(Collection entries)
- - - - - - -

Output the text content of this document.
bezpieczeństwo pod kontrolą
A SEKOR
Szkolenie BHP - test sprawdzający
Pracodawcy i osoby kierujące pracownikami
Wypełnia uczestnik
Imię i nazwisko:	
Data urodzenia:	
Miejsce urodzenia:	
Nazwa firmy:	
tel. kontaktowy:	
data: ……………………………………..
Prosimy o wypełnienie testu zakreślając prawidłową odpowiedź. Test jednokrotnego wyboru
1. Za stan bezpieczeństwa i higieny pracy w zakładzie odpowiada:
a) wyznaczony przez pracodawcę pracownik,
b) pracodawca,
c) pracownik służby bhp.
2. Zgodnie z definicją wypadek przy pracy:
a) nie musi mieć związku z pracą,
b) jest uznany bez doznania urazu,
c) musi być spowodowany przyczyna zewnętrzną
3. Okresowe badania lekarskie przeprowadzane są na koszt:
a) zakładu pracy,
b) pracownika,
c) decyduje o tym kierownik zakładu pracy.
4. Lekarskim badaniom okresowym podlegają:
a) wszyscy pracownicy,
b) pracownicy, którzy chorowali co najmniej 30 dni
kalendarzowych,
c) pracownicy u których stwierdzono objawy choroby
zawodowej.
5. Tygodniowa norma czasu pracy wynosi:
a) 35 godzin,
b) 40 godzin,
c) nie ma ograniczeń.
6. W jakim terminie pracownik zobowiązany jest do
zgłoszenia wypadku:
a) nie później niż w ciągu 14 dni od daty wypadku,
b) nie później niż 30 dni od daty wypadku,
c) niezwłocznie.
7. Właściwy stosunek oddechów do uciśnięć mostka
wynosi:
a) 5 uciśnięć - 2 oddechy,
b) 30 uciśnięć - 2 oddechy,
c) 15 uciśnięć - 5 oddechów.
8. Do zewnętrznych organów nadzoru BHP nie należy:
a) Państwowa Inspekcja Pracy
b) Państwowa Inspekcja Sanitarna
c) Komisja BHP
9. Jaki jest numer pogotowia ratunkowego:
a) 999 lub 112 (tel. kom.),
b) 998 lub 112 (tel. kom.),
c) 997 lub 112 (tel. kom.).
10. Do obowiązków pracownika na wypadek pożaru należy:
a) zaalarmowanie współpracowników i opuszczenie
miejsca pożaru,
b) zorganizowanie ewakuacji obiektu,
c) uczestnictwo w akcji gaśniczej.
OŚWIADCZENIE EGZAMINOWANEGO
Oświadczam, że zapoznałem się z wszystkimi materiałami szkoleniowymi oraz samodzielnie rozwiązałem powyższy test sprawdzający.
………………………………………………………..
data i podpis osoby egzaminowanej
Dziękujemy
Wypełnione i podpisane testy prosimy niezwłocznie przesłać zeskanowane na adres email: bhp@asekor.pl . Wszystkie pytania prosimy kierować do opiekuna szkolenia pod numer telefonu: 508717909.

- - - - - - -

* _Goal_: Show each line of the listing that holds the string "wypadek".

* _Solution for this exercise_:
2. Zgodnie z definicją wypadek przy pracy:
10. Do obowiązków pracownika na wypadek pożaru należy:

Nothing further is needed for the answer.